**Your objective**
Give the entries again, word for word.

** START Listed records **

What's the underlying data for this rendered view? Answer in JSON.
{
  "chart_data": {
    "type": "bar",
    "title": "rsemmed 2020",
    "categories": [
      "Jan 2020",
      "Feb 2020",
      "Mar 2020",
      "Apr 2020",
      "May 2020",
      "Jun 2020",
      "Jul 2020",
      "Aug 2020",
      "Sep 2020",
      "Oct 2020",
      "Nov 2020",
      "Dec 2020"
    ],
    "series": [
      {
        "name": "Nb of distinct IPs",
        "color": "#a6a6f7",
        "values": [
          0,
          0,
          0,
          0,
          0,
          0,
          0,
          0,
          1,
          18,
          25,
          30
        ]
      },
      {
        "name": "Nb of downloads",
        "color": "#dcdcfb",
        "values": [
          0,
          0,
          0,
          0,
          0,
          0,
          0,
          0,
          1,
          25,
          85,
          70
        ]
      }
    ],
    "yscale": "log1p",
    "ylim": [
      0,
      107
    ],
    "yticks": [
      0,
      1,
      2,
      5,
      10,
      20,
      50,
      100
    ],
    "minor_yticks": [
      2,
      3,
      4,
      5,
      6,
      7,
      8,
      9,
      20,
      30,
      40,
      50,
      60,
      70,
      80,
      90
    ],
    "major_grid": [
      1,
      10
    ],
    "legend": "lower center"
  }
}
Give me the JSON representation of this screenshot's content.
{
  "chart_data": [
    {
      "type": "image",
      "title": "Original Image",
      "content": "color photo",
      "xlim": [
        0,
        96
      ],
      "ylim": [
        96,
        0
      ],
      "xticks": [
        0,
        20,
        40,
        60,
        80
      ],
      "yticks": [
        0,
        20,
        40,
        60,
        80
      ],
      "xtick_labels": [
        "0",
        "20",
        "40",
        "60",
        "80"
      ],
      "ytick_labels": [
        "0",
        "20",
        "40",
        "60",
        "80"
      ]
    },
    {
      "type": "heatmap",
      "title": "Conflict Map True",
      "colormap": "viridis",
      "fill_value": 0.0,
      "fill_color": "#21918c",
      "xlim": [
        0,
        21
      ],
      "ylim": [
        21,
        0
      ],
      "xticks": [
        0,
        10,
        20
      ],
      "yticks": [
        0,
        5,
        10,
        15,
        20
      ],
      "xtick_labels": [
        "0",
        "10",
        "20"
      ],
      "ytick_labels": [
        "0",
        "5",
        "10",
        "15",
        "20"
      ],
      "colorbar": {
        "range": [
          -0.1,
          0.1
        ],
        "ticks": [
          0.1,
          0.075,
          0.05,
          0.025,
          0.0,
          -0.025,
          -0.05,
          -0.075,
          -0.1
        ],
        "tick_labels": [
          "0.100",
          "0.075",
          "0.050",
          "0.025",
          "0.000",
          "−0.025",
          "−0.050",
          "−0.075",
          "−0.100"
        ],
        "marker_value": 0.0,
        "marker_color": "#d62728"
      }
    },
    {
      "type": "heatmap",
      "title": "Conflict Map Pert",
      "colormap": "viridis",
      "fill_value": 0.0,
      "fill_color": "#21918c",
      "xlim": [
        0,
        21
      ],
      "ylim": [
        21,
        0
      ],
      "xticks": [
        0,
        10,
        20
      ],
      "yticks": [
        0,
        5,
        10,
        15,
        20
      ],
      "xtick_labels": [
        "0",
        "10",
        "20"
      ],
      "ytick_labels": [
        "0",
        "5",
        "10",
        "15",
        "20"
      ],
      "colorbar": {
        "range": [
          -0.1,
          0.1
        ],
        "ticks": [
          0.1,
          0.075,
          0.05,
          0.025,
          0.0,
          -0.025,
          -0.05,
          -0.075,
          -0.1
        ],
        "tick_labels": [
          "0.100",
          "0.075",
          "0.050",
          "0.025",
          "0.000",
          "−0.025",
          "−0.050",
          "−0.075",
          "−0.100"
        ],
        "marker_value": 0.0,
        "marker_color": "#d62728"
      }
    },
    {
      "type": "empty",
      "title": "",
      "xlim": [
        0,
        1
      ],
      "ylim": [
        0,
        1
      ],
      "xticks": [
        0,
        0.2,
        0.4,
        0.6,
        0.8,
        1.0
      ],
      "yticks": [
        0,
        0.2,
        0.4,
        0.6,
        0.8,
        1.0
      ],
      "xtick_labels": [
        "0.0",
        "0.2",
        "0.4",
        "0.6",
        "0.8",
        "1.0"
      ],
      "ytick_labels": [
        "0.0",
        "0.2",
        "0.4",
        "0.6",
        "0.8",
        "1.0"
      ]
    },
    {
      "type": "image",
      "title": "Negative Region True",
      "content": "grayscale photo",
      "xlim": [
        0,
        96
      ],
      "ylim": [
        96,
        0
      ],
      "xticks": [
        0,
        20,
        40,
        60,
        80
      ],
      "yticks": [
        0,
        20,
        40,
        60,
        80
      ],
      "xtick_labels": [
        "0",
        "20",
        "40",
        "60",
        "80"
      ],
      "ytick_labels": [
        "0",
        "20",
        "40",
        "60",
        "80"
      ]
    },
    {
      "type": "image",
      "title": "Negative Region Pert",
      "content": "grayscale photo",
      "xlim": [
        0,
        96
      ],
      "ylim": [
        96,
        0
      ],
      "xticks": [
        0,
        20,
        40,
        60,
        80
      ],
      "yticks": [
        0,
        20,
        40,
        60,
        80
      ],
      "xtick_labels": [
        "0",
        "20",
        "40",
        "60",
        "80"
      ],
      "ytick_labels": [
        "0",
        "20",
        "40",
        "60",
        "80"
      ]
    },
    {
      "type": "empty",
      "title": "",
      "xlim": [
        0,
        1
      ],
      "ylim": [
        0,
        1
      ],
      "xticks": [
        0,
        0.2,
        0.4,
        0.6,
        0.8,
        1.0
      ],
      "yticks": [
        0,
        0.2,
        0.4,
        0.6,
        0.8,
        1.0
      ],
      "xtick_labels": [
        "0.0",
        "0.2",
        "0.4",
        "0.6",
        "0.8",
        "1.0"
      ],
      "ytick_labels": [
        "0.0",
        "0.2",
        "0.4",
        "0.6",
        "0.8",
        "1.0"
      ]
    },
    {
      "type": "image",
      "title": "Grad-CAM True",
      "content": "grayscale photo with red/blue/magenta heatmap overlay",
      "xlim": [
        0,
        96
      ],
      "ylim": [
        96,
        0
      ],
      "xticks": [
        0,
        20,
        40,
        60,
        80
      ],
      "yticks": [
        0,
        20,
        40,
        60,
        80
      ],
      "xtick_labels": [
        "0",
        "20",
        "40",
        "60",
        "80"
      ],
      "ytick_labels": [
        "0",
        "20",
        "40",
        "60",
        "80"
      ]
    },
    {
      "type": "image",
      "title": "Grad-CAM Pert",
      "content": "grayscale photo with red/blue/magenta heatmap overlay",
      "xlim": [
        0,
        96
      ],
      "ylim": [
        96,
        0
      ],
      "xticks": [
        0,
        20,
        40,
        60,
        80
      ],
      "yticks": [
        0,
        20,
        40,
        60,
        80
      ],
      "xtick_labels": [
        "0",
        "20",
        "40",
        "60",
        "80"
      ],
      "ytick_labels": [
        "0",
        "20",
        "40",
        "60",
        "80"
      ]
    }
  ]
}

** END Listed records **

**Exercise solution**
What's the underlying data for this rendered view? Answer in JSON.
{
  "chart_data": {
    "type": "bar",
    "title": "rsemmed 2020",
    "categories": [
      "Jan 2020",
      "Feb 2020",
      "Mar 2020",
      "Apr 2020",
      "May 2020",
      "Jun 2020",
      "Jul 2020",
      "Aug 2020",
      "Sep 2020",
      "Oct 2020",
      "Nov 2020",
      "Dec 2020"
    ],
    "series": [
      {
        "name": "Nb of distinct IPs",
        "color": "#a6a6f7",
        "values": [
          0,
          0,
          0,
          0,
          0,
          0,
          0,
          0,
          1,
          18,
          25,
          30
        ]
      },
      {
        "name": "Nb of downloads",
        "color": "#dcdcfb",
        "values": [
          0,
          0,
          0,
          0,
          0,
          0,
          0,
          0,
          1,
          25,
          85,
          70
        ]
      }
    ],
    "yscale": "log1p",
    "ylim": [
      0,
      107
    ],
    "yticks": [
      0,
      1,
      2,
      5,
      10,
      20,
      50,
      100
    ],
    "minor_yticks": [
      2,
      3,
      4,
      5,
      6,
      7,
      8,
      9,
      20,
      30,
      40,
      50,
      60,
      70,
      80,
      90
    ],
    "major_grid": [
      1,
      10
    ],
    "legend": "lower center"
  }
}
Give me the JSON representation of this screenshot's content.
{
  "chart_data": [
    {
      "type": "image",
      "title": "Original Image",
      "content": "color photo",
      "xlim": [
        0,
        96
      ],
      "ylim": [
        96,
        0
      ],
      "xticks": [
        0,
        20,
        40,
        60,
        80
      ],
      "yticks": [
        0,
        20,
        40,
        60,
        80
      ],
      "xtick_labels": [
        "0",
        "20",
        "40",
        "60",
        "80"
      ],
      "ytick_labels": [
        "0",
        "20",
        "40",
        "60",
        "80"
      ]
    },
    {
      "type": "heatmap",
      "title": "Conflict Map True",
      "colormap": "viridis",
      "fill_value": 0.0,
      "fill_color": "#21918c",
      "xlim": [
        0,
        21
      ],
      "ylim": [
        21,
        0
      ],
      "xticks": [
        0,
        10,
        20
      ],
      "yticks": [
        0,
        5,
        10,
        15,
        20
      ],
      "xtick_labels": [
        "0",
        "10",
        "20"
      ],
      "ytick_labels": [
        "0",
        "5",
        "10",
        "15",
        "20"
      ],
      "colorbar": {
        "range": [
          -0.1,
          0.1
        ],
        "ticks": [
          0.1,
          0.075,
          0.05,
          0.025,
          0.0,
          -0.025,
          -0.05,
          -0.075,
          -0.1
        ],
        "tick_labels": [
          "0.100",
          "0.075",
          "0.050",
          "0.025",
          "0.000",
          "−0.025",
          "−0.050",
          "−0.075",
          "−0.100"
        ],
        "marker_value": 0.0,
        "marker_color": "#d62728"
      }
    },
    {
      "type": "heatmap",
      "title": "Conflict Map Pert",
      "colormap": "viridis",
      "fill_value": 0.0,
      "fill_color": "#21918c",
      "xlim": [
        0,
        21
      ],
      "ylim": [
        21,
        0
      ],
      "xticks": [
        0,
        10,
        20
      ],
      "yticks": [
        0,
        5,
        10,
        15,
        20
      ],
      "xtick_labels": [
        "0",
        "10",
        "20"
      ],
      "ytick_labels": [
        "0",
        "5",
        "10",
        "15",
        "20"
      ],
      "colorbar": {
        "range": [
          -0.1,
          0.1
        ],
        "ticks": [
          0.1,
          0.075,
          0.05,
          0.025,
          0.0,
          -0.025,
          -0.05,
          -0.075,
          -0.1
        ],
        "tick_labels": [
          "0.100",
          "0.075",
          "0.050",
          "0.025",
          "0.000",
          "−0.025",
          "−0.050",
          "−0.075",
          "−0.100"
        ],
        "marker_value": 0.0,
        "marker_color": "#d62728"
      }
    },
    {
      "type": "empty",
      "title": "",
      "xlim": [
        0,
        1
      ],
      "ylim": [
        0,
        1
      ],
      "xticks": [
        0,
        0.2,
        0.4,
        0.6,
        0.8,
        1.0
      ],
      "yticks": [
        0,
        0.2,
        0.4,
        0.6,
        0.8,
        1.0
      ],
      "xtick_labels": [
        "0.0",
        "0.2",
        "0.4",
        "0.6",
        "0.8",
        "1.0"
      ],
      "ytick_labels": [
        "0.0",
        "0.2",
        "0.4",
        "0.6",
        "0.8",
        "1.0"
      ]
    },
    {
      "type": "image",
      "title": "Negative Region True",
      "content": "grayscale photo",
      "xlim": [
        0,
        96
      ],
      "ylim": [
        96,
        0
      ],
      "xticks": [
        0,
        20,
        40,
        60,
        80
      ],
      "yticks": [
        0,
        20,
        40,
        60,
        80
      ],
      "xtick_labels": [
        "0",
        "20",
        "40",
        "60",
        "80"
      ],
      "ytick_labels": [
        "0",
        "20",
        "40",
        "60",
        "80"
      ]
    },
    {
      "type": "image",
      "title": "Negative Region Pert",
      "content": "grayscale photo",
      "xlim": [
        0,
        96
      ],
      "ylim": [
        96,
        0
      ],
      "xticks": [
        0,
        20,
        40,
        60,
        80
      ],
      "yticks": [
        0,
        20,
        40,
        60,
        80
      ],
      "xtick_labels": [
        "0",
        "20",
        "40",
        "60",
        "80"
      ],
      "ytick_labels": [
        "0",
        "20",
        "40",
        "60",
        "80"
      ]
    },
    {
      "type": "empty",
      "title": "",
      "xlim": [
        0,
        1
      ],
      "ylim": [
        0,
        1
      ],
      "xticks": [
        0,
        0.2,
        0.4,
        0.6,
        0.8,
        1.0
      ],
      "yticks": [
        0,
        0.2,
        0.4,
        0.6,
        0.8,
        1.0
      ],
      "xtick_labels": [
        "0.0",
        "0.2",
        "0.4",
        "0.6",
        "0.8",
        "1.0"
      ],
      "ytick_labels": [
        "0.0",
        "0.2",
        "0.4",
        "0.6",
        "0.8",
        "1.0"
      ]
    },
    {
      "type": "image",
      "title": "Grad-CAM True",
      "content": "grayscale photo with red/blue/magenta heatmap overlay",
      "xlim": [
        0,
        96
      ],
      "ylim": [
        96,
        0
      ],
      "xticks": [
        0,
        20,
        40,
        60,
        80
      ],
      "yticks": [
        0,
        20,
        40,
        60,
        80
      ],
      "xtick_labels": [
        "0",
        "20",
        "40",
        "60",
        "80"
      ],
      "ytick_labels": [
        "0",
        "20",
        "40",
        "60",
        "80"
      ]
    },
    {
      "type": "image",
      "title": "Grad-CAM Pert",
      "content": "grayscale photo with red/blue/magenta heatmap overlay",
      "xlim": [
        0,
        96
      ],
      "ylim": [
        96,
        0
      ],
      "xticks": [
        0,
        20,
        40,
        60,
        80
      ],
      "yticks": [
        0,
        20,
        40,
        60,
        80
      ],
      "xtick_labels": [
        "0",
        "20",
        "40",
        "60",
        "80"
      ],
      "ytick_labels": [
        "0",
        "20",
        "40",
        "60",
        "80"
      ]
    }
  ]
}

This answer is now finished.